What you will do:
How many lines of the data hold the word "title"? State the number and nothing else.

— begin Provided entries —

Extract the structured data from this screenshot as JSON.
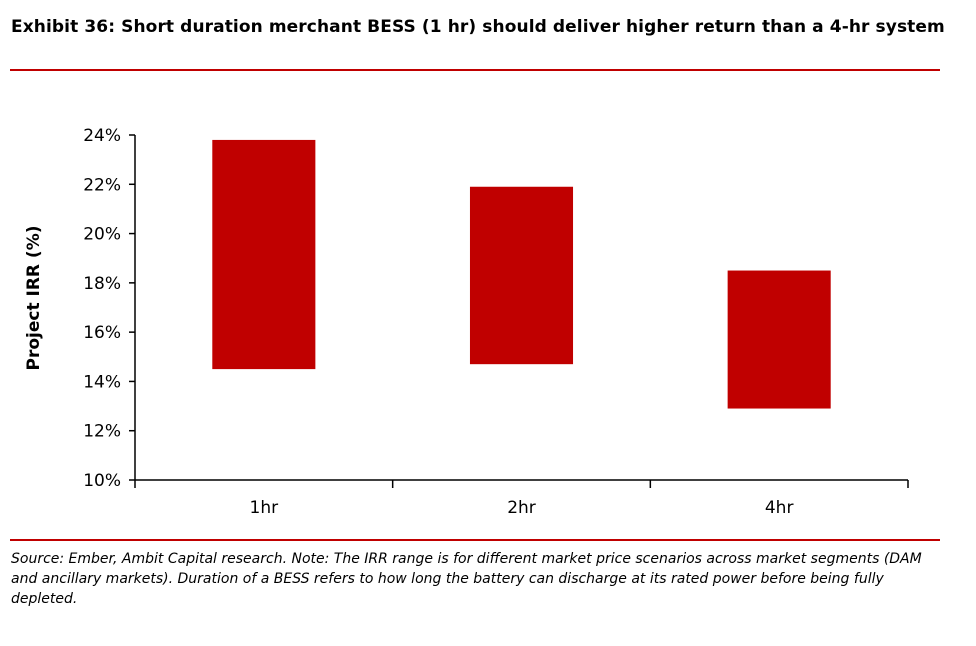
{
  "header": {
    "title": "Exhibit 36: Short duration merchant BESS (1 hr) should deliver higher return than a 4-hr system"
  },
  "footer": {
    "source": "Source: Ember, Ambit Capital research. Note: The IRR range is for different market price scenarios across market segments (DAM and ancillary markets). Duration of a BESS refers to how long the battery can discharge at its rated power before being fully depleted."
  },
  "chart_data": {
    "type": "bar",
    "subtype": "floating-range",
    "categories": [
      "1hr",
      "2hr",
      "4hr"
    ],
    "series": [
      {
        "low": [
          14.5,
          14.7,
          12.9
        ],
        "high": [
          23.8,
          21.9,
          18.5
        ],
        "color": "#c00000"
      }
    ],
    "ylabel": "Project IRR (%)",
    "xlabel": "",
    "ylim": [
      10,
      24
    ],
    "yticks": [
      10,
      12,
      14,
      16,
      18,
      20,
      22,
      24
    ],
    "ytick_labels": [
      "10%",
      "12%",
      "14%",
      "16%",
      "18%",
      "20%",
      "22%",
      "24%"
    ],
    "grid": false,
    "legend": "none"
  }
}
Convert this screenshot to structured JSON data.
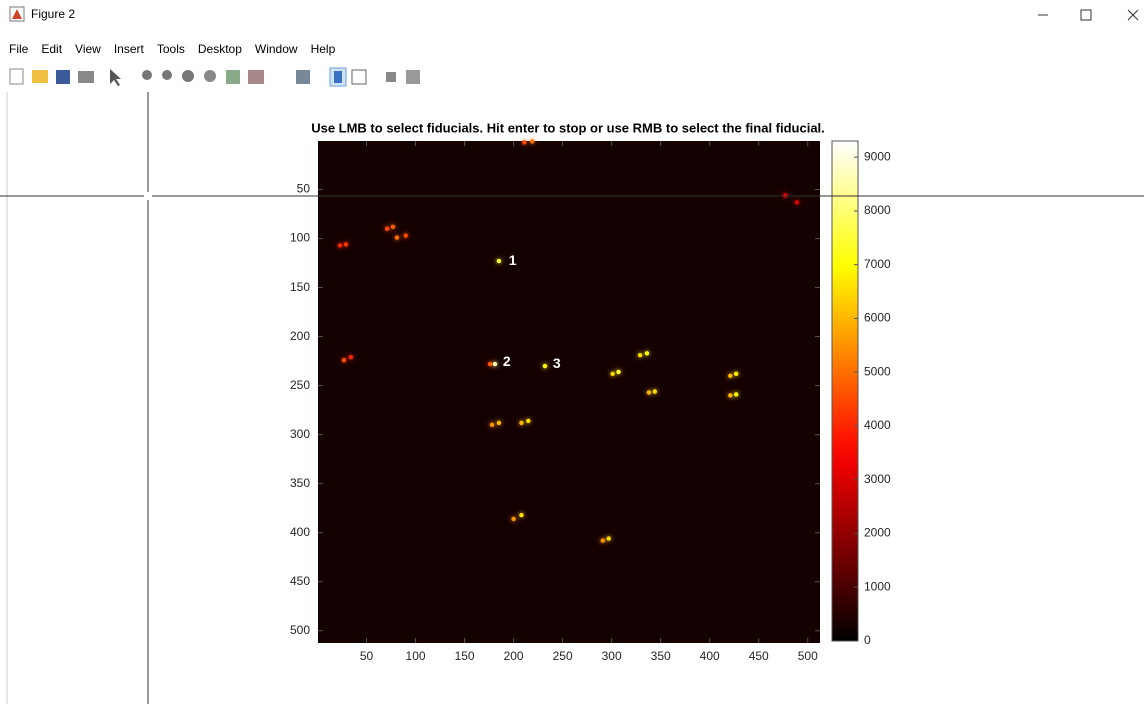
{
  "window": {
    "title": "Figure 2",
    "menu": [
      "File",
      "Edit",
      "View",
      "Insert",
      "Tools",
      "Desktop",
      "Window",
      "Help"
    ]
  },
  "chart_data": {
    "type": "image",
    "title": "Use LMB to select fiducials. Hit enter to stop or use RMB to select the final fiducial.",
    "x": [
      211,
      219,
      477,
      489,
      23,
      29,
      71,
      77,
      81,
      90,
      185,
      27,
      34,
      176,
      181,
      232,
      301,
      307,
      329,
      336,
      338,
      344,
      421,
      427,
      421,
      427,
      178,
      185,
      208,
      215,
      200,
      208,
      291,
      297
    ],
    "y": [
      2,
      1,
      56,
      63,
      107,
      106,
      90,
      88,
      99,
      97,
      123,
      224,
      221,
      228,
      228,
      230,
      238,
      236,
      219,
      217,
      257,
      256,
      240,
      238,
      260,
      259,
      290,
      288,
      288,
      286,
      386,
      382,
      408,
      406
    ],
    "values": [
      4500,
      5000,
      3500,
      3000,
      4000,
      4200,
      4500,
      4800,
      5000,
      4500,
      7500,
      4500,
      4000,
      4500,
      8500,
      7000,
      6500,
      7500,
      6500,
      7000,
      6000,
      6500,
      6000,
      6800,
      6000,
      7000,
      5500,
      6000,
      6000,
      6500,
      5500,
      6500,
      5500,
      6500
    ],
    "xlim": [
      0.5,
      512.5
    ],
    "ylim": [
      0.5,
      512.5
    ],
    "y_reversed": true,
    "xticks": [
      50,
      100,
      150,
      200,
      250,
      300,
      350,
      400,
      450,
      500
    ],
    "yticks": [
      50,
      100,
      150,
      200,
      250,
      300,
      350,
      400,
      450,
      500
    ],
    "colormap": "hot",
    "clim": [
      0,
      9300
    ],
    "cticks": [
      0,
      1000,
      2000,
      3000,
      4000,
      5000,
      6000,
      7000,
      8000,
      9000
    ],
    "annotations": [
      {
        "text": "1",
        "x": 195,
        "y": 123
      },
      {
        "text": "2",
        "x": 189,
        "y": 226
      },
      {
        "text": "3",
        "x": 240,
        "y": 228
      }
    ]
  }
}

— end Provided entries —

Reply to the task:
3